# Records excerpted from a collection
---
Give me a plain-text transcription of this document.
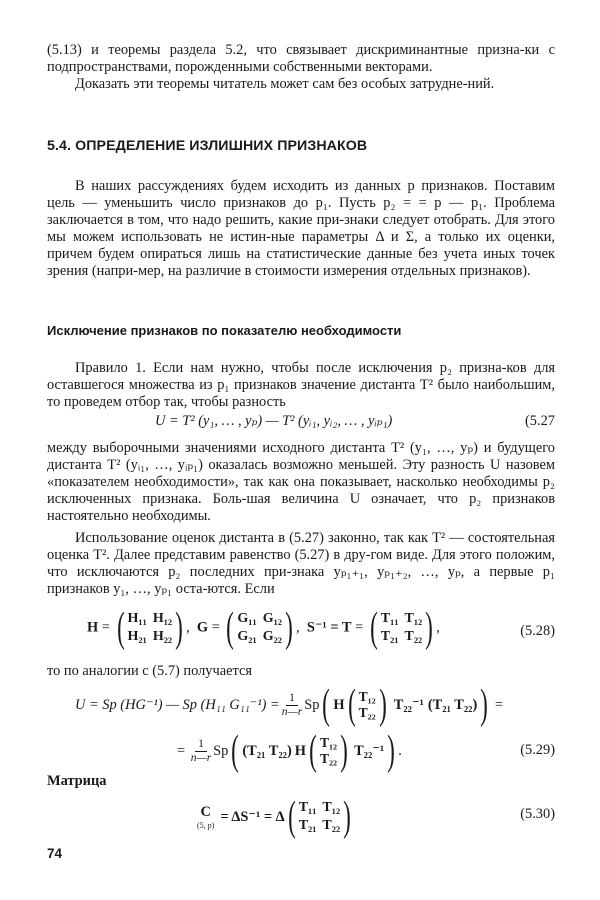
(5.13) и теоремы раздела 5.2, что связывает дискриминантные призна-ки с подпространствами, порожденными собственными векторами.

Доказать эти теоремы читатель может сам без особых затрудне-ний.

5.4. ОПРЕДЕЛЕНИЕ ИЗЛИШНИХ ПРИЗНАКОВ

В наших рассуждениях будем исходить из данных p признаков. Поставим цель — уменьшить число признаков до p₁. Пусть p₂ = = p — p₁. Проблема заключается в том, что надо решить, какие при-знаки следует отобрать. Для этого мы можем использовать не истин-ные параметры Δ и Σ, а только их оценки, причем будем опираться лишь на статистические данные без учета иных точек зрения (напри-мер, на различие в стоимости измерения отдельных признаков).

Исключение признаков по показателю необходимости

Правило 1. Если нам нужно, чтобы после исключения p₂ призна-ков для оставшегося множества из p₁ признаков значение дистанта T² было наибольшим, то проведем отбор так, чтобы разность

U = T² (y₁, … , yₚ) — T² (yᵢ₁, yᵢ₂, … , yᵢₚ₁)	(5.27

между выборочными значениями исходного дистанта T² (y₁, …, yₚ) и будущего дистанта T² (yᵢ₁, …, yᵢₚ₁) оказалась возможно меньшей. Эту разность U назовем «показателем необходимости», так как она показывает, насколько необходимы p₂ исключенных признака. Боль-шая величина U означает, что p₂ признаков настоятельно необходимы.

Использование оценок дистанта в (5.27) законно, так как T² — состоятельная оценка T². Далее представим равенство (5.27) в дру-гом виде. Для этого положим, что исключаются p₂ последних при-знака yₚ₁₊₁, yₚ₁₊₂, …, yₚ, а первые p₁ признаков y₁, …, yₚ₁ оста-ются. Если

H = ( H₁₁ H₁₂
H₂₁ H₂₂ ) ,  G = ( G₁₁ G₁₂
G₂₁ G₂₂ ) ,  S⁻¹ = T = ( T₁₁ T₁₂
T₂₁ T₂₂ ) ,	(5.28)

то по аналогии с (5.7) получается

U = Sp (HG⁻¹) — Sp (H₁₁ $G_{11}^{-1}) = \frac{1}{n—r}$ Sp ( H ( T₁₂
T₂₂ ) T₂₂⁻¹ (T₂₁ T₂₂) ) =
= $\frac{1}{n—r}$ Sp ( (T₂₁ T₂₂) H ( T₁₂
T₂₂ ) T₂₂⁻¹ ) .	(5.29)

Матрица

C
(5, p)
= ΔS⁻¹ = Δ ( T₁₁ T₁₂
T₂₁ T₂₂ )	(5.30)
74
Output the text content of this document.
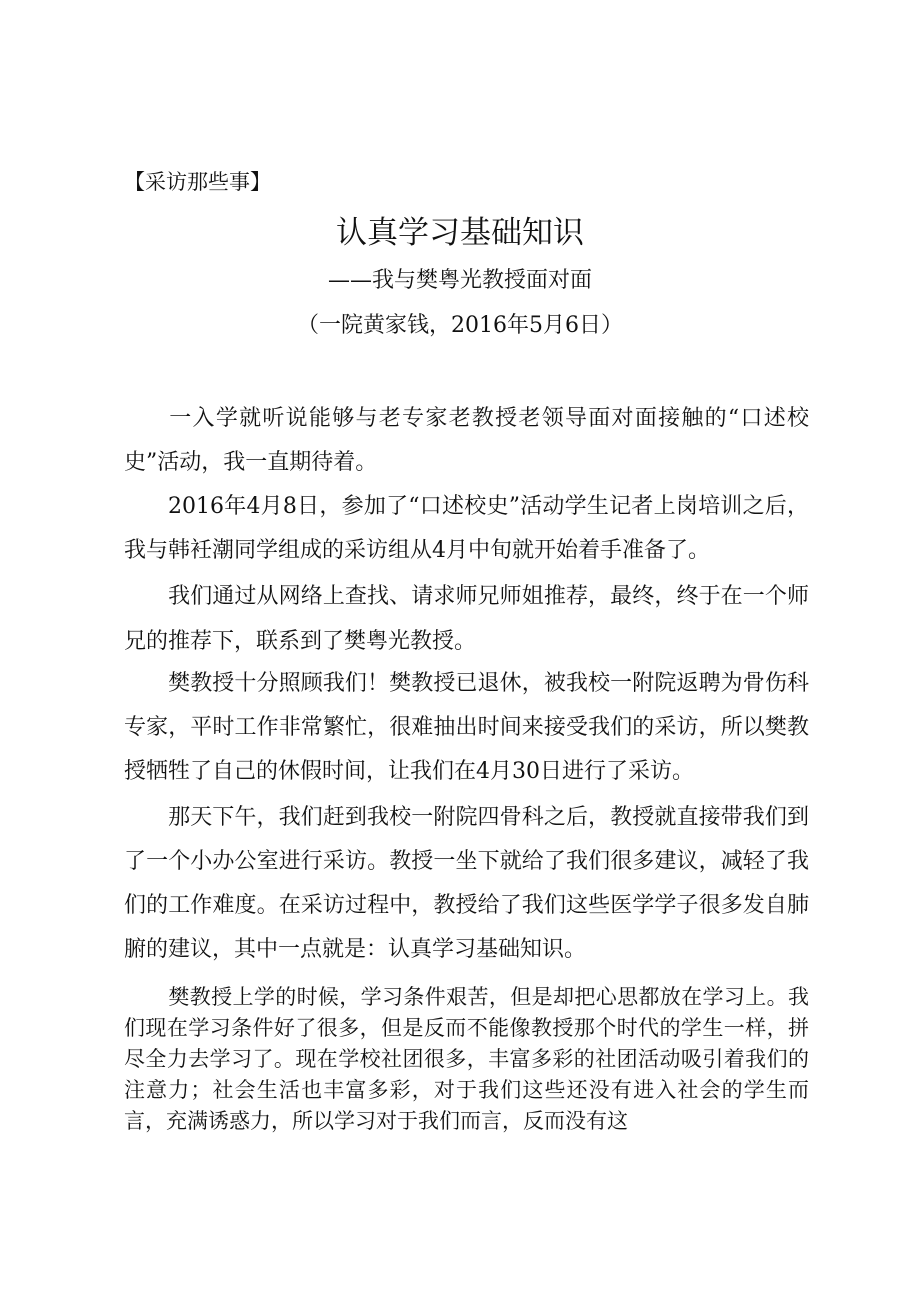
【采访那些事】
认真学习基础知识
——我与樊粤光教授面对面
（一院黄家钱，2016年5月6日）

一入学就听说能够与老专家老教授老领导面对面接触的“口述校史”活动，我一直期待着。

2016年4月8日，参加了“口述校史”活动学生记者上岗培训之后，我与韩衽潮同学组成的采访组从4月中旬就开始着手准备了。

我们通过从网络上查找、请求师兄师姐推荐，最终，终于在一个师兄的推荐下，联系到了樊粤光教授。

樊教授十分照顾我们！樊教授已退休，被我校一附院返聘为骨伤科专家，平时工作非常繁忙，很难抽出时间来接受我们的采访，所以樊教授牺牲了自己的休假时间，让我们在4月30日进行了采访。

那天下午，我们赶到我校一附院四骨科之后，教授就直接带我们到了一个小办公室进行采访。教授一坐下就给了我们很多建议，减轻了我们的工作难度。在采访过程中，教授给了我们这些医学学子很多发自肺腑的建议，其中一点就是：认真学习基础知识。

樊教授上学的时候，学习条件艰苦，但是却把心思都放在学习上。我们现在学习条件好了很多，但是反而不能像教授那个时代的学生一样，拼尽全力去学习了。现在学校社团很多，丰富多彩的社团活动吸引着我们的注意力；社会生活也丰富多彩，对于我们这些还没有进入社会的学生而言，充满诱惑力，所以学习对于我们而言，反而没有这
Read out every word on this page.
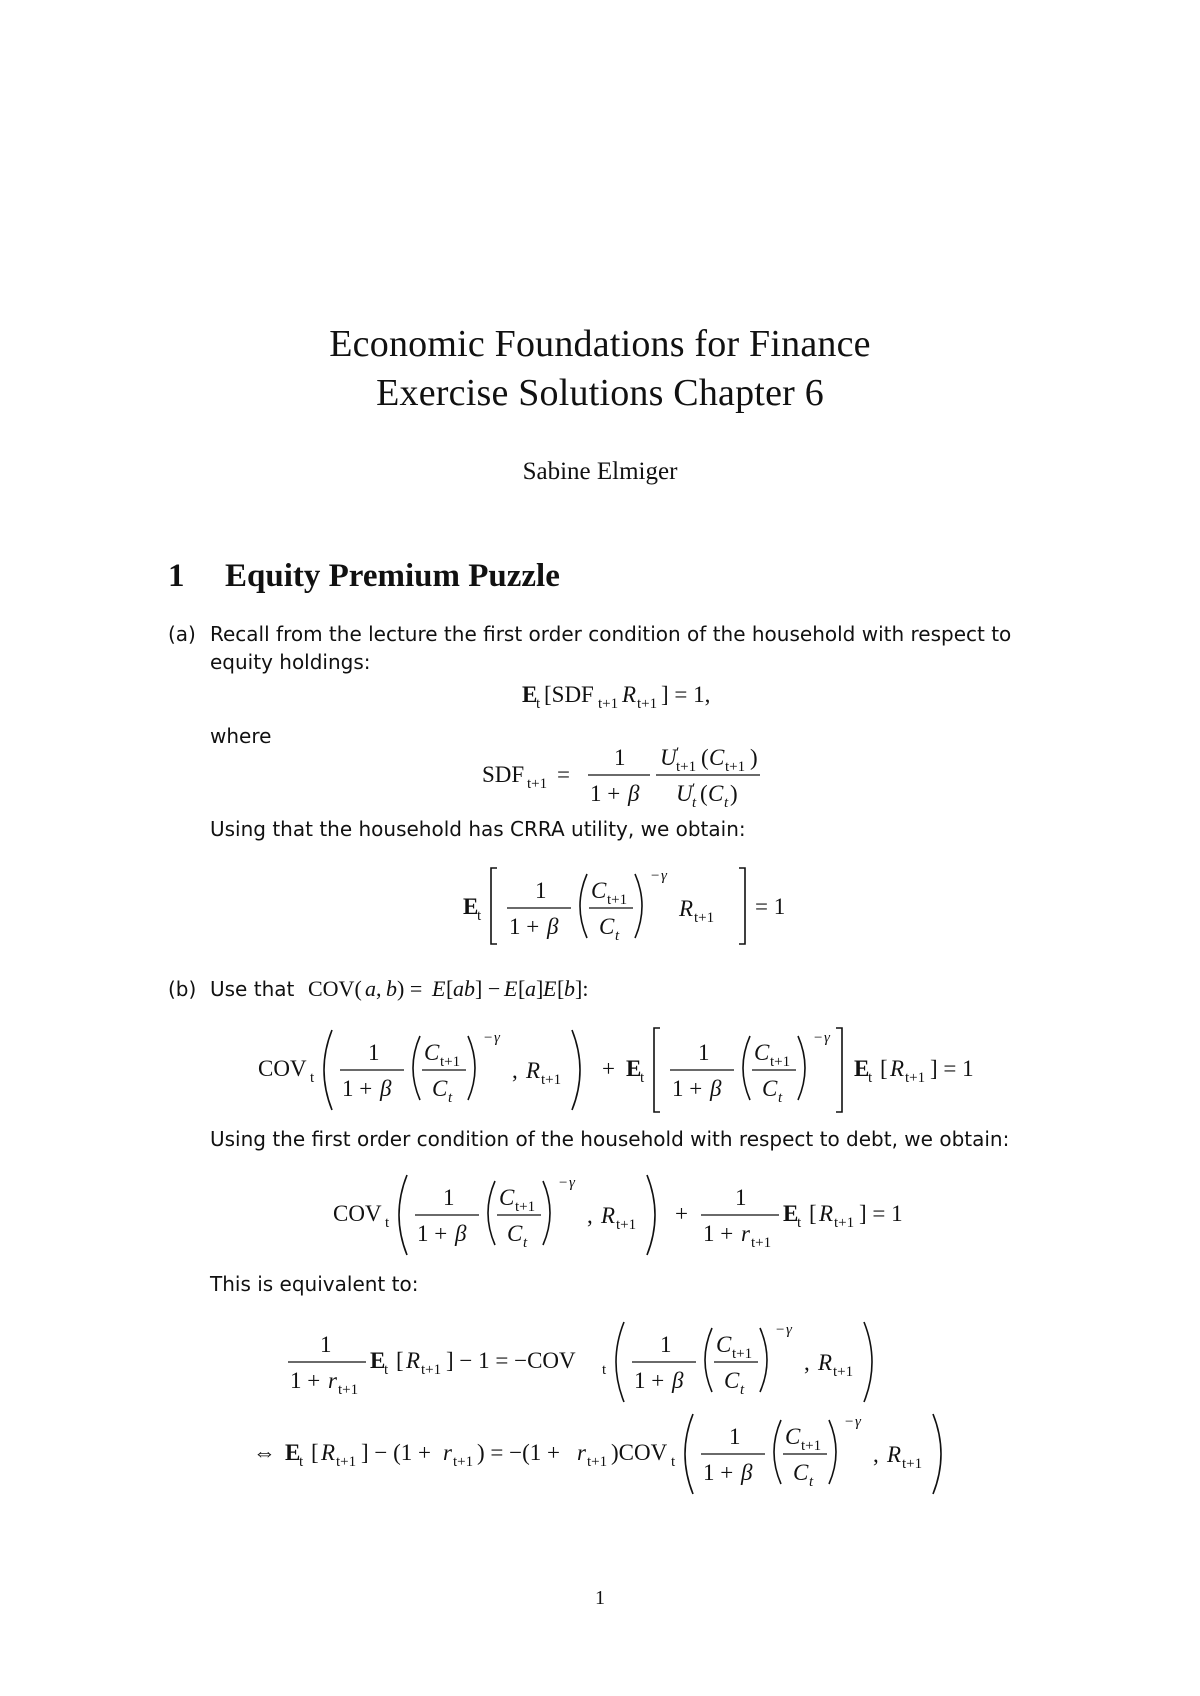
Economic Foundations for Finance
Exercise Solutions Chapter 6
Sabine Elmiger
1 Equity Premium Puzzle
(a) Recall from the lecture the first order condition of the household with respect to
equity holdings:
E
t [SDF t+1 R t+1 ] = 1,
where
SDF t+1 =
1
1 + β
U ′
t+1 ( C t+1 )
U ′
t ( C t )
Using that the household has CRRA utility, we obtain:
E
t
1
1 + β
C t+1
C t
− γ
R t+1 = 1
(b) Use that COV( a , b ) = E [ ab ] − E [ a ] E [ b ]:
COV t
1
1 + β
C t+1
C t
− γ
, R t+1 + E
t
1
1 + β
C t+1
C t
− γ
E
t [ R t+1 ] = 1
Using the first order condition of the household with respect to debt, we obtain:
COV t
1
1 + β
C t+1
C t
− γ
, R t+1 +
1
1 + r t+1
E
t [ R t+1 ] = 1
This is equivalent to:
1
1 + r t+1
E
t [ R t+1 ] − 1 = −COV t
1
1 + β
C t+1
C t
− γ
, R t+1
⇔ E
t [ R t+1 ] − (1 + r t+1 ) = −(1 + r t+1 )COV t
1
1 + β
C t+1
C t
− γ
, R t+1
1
---
Wherever the string "этого" appears in the entries above, list that line.

# Exercise result
В наших рассуждениях будем исходить из данных p признаков. Поставим цель — уменьшить число признаков до p₁. Пусть p₂ = = p — p₁. Проблема заключается в том, что надо решить, какие при-знаки следует отобрать. Для этого мы можем использовать не истин-ные параметры Δ и Σ, а только их оценки, причем будем опираться лишь на статистические данные без учета иных точек зрения (напри-мер, на различие в стоимости измерения отдельных признаков).
Использование оценок дистанта в (5.27) законно, так как T² — состоятельная оценка T². Далее представим равенство (5.27) в дру-гом виде. Для этого положим, что исключаются p₂ последних при-знака yₚ₁₊₁, yₚ₁₊₂, …, yₚ, а первые p₁ признаков y₁, …, yₚ₁ оста-ются. Если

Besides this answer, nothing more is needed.